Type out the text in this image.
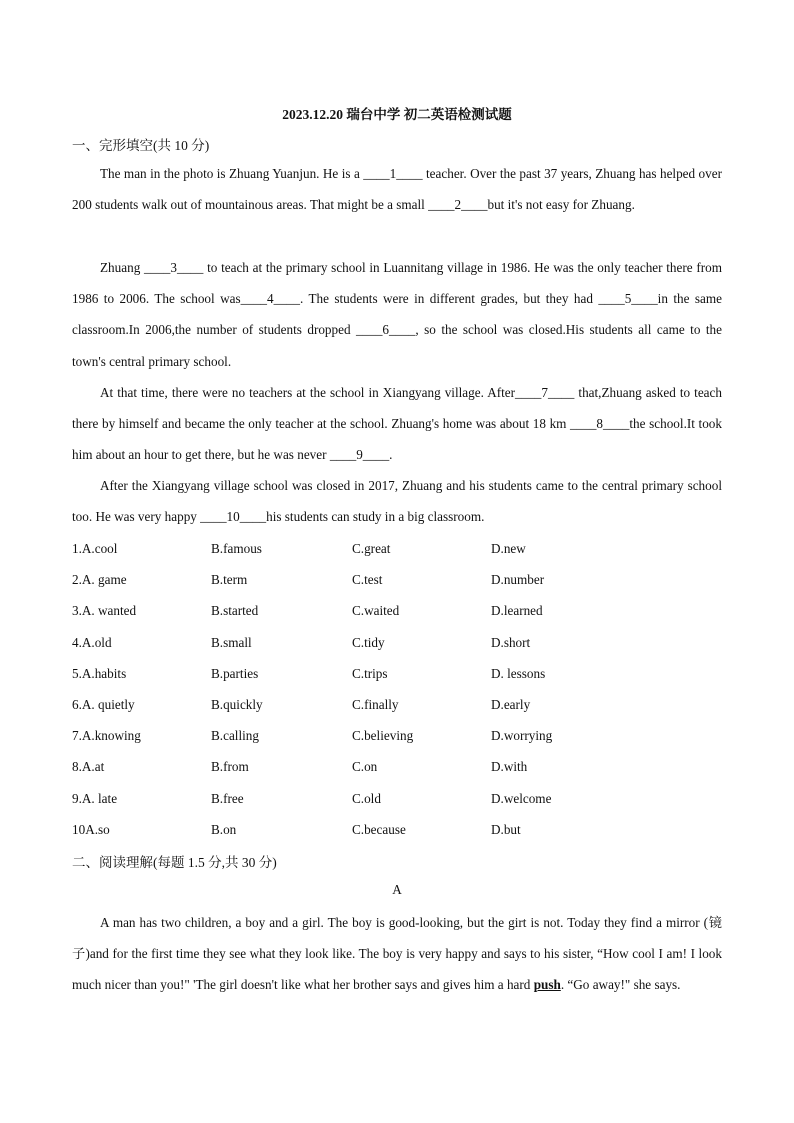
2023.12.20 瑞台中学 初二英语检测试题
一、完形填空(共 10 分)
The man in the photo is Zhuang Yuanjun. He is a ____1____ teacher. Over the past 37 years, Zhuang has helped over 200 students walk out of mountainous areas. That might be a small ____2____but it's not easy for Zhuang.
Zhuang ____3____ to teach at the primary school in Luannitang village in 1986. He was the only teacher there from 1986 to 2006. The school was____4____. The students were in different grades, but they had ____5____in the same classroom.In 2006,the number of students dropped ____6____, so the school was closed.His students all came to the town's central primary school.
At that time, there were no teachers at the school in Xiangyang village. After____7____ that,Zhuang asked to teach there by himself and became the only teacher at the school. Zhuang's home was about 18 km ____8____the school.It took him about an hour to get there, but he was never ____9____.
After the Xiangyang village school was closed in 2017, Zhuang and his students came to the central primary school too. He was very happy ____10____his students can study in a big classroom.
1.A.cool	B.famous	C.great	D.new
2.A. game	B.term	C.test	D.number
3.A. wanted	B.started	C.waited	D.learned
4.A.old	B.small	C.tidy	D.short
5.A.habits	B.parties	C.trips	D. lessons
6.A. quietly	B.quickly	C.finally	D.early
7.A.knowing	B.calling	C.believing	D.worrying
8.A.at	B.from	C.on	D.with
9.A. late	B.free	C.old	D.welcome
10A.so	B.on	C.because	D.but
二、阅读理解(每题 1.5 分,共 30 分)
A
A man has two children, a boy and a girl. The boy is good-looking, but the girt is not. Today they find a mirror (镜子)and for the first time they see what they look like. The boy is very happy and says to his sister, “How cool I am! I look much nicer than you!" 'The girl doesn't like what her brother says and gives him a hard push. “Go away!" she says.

* * *

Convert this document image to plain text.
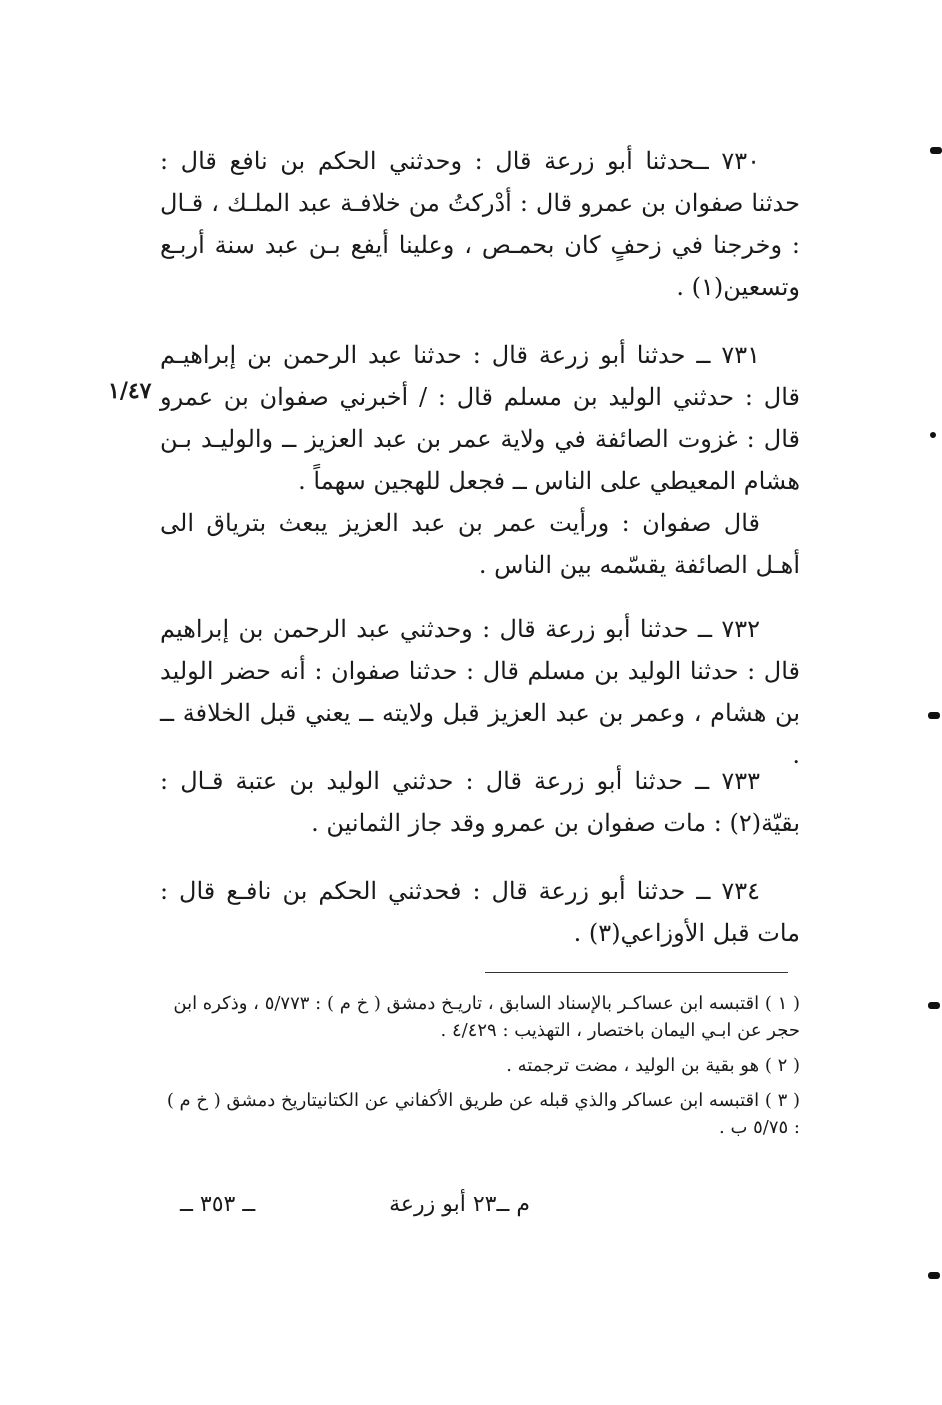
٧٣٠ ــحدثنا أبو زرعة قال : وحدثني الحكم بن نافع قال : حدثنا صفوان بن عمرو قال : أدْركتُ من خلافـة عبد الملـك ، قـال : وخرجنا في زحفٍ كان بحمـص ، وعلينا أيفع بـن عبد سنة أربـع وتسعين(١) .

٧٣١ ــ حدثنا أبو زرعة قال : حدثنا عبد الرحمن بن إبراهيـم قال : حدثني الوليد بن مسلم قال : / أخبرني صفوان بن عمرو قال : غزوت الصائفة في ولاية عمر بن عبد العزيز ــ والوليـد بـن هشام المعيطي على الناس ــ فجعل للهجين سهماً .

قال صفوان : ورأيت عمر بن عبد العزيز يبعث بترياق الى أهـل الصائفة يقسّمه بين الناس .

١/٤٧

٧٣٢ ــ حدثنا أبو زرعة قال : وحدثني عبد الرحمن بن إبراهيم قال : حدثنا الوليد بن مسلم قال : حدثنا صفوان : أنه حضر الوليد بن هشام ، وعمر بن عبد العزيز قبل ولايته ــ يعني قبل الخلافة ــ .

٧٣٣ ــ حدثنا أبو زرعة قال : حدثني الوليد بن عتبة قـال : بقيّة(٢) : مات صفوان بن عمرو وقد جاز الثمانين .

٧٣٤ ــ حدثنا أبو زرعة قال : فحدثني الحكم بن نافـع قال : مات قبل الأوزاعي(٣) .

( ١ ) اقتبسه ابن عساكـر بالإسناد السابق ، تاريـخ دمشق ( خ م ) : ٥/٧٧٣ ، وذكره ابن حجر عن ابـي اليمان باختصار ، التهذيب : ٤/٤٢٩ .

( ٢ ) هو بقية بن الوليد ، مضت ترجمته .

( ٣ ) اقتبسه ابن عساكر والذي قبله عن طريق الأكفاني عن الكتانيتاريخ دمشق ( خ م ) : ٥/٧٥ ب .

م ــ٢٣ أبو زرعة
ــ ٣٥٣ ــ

• PROBLEM TO WORK ON: Copy down every line of the material above that includes the string "students".

• CORRECT RESPONSE:
The man in the photo is Zhuang Yuanjun. He is a ____1____ teacher. Over the past 37 years, Zhuang has helped over 200 students walk out of mountainous areas. That might be a small ____2____but it's not easy for Zhuang.
Zhuang ____3____ to teach at the primary school in Luannitang village in 1986. He was the only teacher there from 1986 to 2006. The school was____4____. The students were in different grades, but they had ____5____in the same classroom.In 2006,the number of students dropped ____6____, so the school was closed.His students all came to the town's central primary school.
After the Xiangyang village school was closed in 2017, Zhuang and his students came to the central primary school too. He was very happy ____10____his students can study in a big classroom.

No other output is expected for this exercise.